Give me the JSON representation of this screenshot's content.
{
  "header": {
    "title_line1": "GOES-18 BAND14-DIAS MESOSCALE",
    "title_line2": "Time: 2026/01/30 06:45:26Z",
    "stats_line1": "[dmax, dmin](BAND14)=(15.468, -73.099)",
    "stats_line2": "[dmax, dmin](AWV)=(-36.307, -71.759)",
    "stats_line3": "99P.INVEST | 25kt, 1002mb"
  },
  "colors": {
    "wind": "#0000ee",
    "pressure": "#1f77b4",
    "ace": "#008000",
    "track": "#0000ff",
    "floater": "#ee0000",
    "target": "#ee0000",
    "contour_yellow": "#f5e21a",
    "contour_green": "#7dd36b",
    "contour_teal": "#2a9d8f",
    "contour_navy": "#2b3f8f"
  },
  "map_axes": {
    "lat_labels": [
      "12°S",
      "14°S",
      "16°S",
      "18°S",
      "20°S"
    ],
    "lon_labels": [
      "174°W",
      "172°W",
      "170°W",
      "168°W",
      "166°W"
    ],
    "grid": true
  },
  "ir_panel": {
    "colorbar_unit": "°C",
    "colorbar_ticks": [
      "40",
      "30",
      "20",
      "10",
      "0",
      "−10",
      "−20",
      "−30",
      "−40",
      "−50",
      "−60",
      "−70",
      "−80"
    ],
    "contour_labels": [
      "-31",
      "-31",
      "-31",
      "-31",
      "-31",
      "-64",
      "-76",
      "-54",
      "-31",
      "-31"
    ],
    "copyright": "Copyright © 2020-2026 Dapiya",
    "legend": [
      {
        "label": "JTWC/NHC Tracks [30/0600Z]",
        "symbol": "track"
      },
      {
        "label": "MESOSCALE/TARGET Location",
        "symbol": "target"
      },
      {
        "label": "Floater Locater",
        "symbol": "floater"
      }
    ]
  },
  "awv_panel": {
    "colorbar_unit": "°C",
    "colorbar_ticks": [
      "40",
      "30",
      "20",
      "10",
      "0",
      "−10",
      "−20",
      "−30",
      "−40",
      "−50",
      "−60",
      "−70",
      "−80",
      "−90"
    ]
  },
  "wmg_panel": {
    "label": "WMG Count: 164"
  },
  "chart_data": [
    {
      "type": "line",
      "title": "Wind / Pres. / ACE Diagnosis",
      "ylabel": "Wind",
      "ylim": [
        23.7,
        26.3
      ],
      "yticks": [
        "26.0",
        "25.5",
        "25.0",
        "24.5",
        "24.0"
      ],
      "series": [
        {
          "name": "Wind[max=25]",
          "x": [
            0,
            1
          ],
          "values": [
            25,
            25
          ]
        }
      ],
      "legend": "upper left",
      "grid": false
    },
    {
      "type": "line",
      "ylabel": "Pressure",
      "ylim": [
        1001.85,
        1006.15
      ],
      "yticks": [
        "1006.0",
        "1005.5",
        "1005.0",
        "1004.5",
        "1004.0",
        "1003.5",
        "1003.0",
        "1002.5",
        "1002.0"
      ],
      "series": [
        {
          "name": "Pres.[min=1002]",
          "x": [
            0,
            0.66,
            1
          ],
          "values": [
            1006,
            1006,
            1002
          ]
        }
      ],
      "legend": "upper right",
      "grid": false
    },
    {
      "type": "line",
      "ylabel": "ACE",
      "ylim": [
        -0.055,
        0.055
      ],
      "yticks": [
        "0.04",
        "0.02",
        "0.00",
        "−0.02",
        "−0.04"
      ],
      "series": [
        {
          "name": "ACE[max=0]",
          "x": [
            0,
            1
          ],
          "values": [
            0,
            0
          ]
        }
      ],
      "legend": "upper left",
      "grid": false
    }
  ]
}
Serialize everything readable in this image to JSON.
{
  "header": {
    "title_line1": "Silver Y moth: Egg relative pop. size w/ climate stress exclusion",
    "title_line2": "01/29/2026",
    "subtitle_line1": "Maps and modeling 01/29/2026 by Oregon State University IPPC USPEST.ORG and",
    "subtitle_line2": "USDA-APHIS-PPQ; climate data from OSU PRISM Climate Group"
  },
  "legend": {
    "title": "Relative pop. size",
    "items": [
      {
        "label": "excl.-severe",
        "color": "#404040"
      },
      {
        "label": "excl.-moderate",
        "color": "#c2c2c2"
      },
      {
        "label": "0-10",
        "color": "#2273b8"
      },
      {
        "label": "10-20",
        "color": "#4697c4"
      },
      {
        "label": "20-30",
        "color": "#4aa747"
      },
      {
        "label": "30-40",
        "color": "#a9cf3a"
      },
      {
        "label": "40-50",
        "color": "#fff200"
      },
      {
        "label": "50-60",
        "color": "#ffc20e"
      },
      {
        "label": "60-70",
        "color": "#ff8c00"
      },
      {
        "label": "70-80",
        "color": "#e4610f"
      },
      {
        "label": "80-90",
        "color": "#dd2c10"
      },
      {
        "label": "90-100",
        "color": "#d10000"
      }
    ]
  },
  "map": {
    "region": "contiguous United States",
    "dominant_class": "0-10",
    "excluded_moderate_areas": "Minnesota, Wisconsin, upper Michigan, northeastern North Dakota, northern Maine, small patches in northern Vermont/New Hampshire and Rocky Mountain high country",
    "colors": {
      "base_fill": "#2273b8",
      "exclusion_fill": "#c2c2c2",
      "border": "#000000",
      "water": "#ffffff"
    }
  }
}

───

### Instruction
Transcribe the whole listing with nothing added or left out.

### Result of this exercise
Give me the JSON representation of this screenshot's content.
{
  "header": {
    "title_line1": "GOES-18 BAND14-DIAS MESOSCALE",
    "title_line2": "Time: 2026/01/30 06:45:26Z",
    "stats_line1": "[dmax, dmin](BAND14)=(15.468, -73.099)",
    "stats_line2": "[dmax, dmin](AWV)=(-36.307, -71.759)",
    "stats_line3": "99P.INVEST | 25kt, 1002mb"
  },
  "colors": {
    "wind": "#0000ee",
    "pressure": "#1f77b4",
    "ace": "#008000",
    "track": "#0000ff",
    "floater": "#ee0000",
    "target": "#ee0000",
    "contour_yellow": "#f5e21a",
    "contour_green": "#7dd36b",
    "contour_teal": "#2a9d8f",
    "contour_navy": "#2b3f8f"
  },
  "map_axes": {
    "lat_labels": [
      "12°S",
      "14°S",
      "16°S",
      "18°S",
      "20°S"
    ],
    "lon_labels": [
      "174°W",
      "172°W",
      "170°W",
      "168°W",
      "166°W"
    ],
    "grid": true
  },
  "ir_panel": {
    "colorbar_unit": "°C",
    "colorbar_ticks": [
      "40",
      "30",
      "20",
      "10",
      "0",
      "−10",
      "−20",
      "−30",
      "−40",
      "−50",
      "−60",
      "−70",
      "−80"
    ],
    "contour_labels": [
      "-31",
      "-31",
      "-31",
      "-31",
      "-31",
      "-64",
      "-76",
      "-54",
      "-31",
      "-31"
    ],
    "copyright": "Copyright © 2020-2026 Dapiya",
    "legend": [
      {
        "label": "JTWC/NHC Tracks [30/0600Z]",
        "symbol": "track"
      },
      {
        "label": "MESOSCALE/TARGET Location",
        "symbol": "target"
      },
      {
        "label": "Floater Locater",
        "symbol": "floater"
      }
    ]
  },
  "awv_panel": {
    "colorbar_unit": "°C",
    "colorbar_ticks": [
      "40",
      "30",
      "20",
      "10",
      "0",
      "−10",
      "−20",
      "−30",
      "−40",
      "−50",
      "−60",
      "−70",
      "−80",
      "−90"
    ]
  },
  "wmg_panel": {
    "label": "WMG Count: 164"
  },
  "chart_data": [
    {
      "type": "line",
      "title": "Wind / Pres. / ACE Diagnosis",
      "ylabel": "Wind",
      "ylim": [
        23.7,
        26.3
      ],
      "yticks": [
        "26.0",
        "25.5",
        "25.0",
        "24.5",
        "24.0"
      ],
      "series": [
        {
          "name": "Wind[max=25]",
          "x": [
            0,
            1
          ],
          "values": [
            25,
            25
          ]
        }
      ],
      "legend": "upper left",
      "grid": false
    },
    {
      "type": "line",
      "ylabel": "Pressure",
      "ylim": [
        1001.85,
        1006.15
      ],
      "yticks": [
        "1006.0",
        "1005.5",
        "1005.0",
        "1004.5",
        "1004.0",
        "1003.5",
        "1003.0",
        "1002.5",
        "1002.0"
      ],
      "series": [
        {
          "name": "Pres.[min=1002]",
          "x": [
            0,
            0.66,
            1
          ],
          "values": [
            1006,
            1006,
            1002
          ]
        }
      ],
      "legend": "upper right",
      "grid": false
    },
    {
      "type": "line",
      "ylabel": "ACE",
      "ylim": [
        -0.055,
        0.055
      ],
      "yticks": [
        "0.04",
        "0.02",
        "0.00",
        "−0.02",
        "−0.04"
      ],
      "series": [
        {
          "name": "ACE[max=0]",
          "x": [
            0,
            1
          ],
          "values": [
            0,
            0
          ]
        }
      ],
      "legend": "upper left",
      "grid": false
    }
  ]
}
Serialize everything readable in this image to JSON.
{
  "header": {
    "title_line1": "Silver Y moth: Egg relative pop. size w/ climate stress exclusion",
    "title_line2": "01/29/2026",
    "subtitle_line1": "Maps and modeling 01/29/2026 by Oregon State University IPPC USPEST.ORG and",
    "subtitle_line2": "USDA-APHIS-PPQ; climate data from OSU PRISM Climate Group"
  },
  "legend": {
    "title": "Relative pop. size",
    "items": [
      {
        "label": "excl.-severe",
        "color": "#404040"
      },
      {
        "label": "excl.-moderate",
        "color": "#c2c2c2"
      },
      {
        "label": "0-10",
        "color": "#2273b8"
      },
      {
        "label": "10-20",
        "color": "#4697c4"
      },
      {
        "label": "20-30",
        "color": "#4aa747"
      },
      {
        "label": "30-40",
        "color": "#a9cf3a"
      },
      {
        "label": "40-50",
        "color": "#fff200"
      },
      {
        "label": "50-60",
        "color": "#ffc20e"
      },
      {
        "label": "60-70",
        "color": "#ff8c00"
      },
      {
        "label": "70-80",
        "color": "#e4610f"
      },
      {
        "label": "80-90",
        "color": "#dd2c10"
      },
      {
        "label": "90-100",
        "color": "#d10000"
      }
    ]
  },
  "map": {
    "region": "contiguous United States",
    "dominant_class": "0-10",
    "excluded_moderate_areas": "Minnesota, Wisconsin, upper Michigan, northeastern North Dakota, northern Maine, small patches in northern Vermont/New Hampshire and Rocky Mountain high country",
    "colors": {
      "base_fill": "#2273b8",
      "exclusion_fill": "#c2c2c2",
      "border": "#000000",
      "water": "#ffffff"
    }
  }
}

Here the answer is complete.